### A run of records

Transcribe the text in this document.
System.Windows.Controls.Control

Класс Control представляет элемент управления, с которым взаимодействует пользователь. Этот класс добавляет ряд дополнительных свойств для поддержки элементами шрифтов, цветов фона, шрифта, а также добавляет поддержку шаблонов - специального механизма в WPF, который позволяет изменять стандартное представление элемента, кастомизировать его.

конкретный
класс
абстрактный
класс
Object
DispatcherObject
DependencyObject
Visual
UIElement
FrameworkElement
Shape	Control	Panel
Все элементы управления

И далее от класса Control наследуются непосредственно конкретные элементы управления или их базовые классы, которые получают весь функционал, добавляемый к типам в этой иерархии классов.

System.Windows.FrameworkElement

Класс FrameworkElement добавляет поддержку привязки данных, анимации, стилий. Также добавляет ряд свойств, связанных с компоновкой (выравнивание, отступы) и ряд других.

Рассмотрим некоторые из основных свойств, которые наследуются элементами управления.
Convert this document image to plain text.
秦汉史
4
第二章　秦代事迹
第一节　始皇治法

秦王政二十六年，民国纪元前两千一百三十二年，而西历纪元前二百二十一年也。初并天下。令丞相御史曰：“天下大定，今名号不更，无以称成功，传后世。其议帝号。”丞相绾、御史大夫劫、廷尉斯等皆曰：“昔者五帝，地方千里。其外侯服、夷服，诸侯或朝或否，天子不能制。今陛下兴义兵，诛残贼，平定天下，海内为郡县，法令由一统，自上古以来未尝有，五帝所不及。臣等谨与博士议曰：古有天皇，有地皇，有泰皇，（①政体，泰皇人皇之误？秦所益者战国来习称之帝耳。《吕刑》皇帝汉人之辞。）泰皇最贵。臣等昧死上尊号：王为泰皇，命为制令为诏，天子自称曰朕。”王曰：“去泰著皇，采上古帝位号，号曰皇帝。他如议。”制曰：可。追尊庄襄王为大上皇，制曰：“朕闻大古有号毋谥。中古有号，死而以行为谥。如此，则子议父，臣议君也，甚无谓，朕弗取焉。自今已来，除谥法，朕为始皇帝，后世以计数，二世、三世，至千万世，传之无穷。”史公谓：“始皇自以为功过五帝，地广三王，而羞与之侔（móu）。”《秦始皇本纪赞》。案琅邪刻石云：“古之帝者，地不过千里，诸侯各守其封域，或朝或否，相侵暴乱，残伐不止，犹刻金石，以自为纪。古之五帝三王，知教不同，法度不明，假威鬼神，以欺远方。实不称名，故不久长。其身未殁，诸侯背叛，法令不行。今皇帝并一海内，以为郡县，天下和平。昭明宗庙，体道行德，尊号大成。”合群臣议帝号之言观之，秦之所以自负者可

### Task instructions
State the count of lines in the data holding the word "this", adding nothing to it.

### Solution
2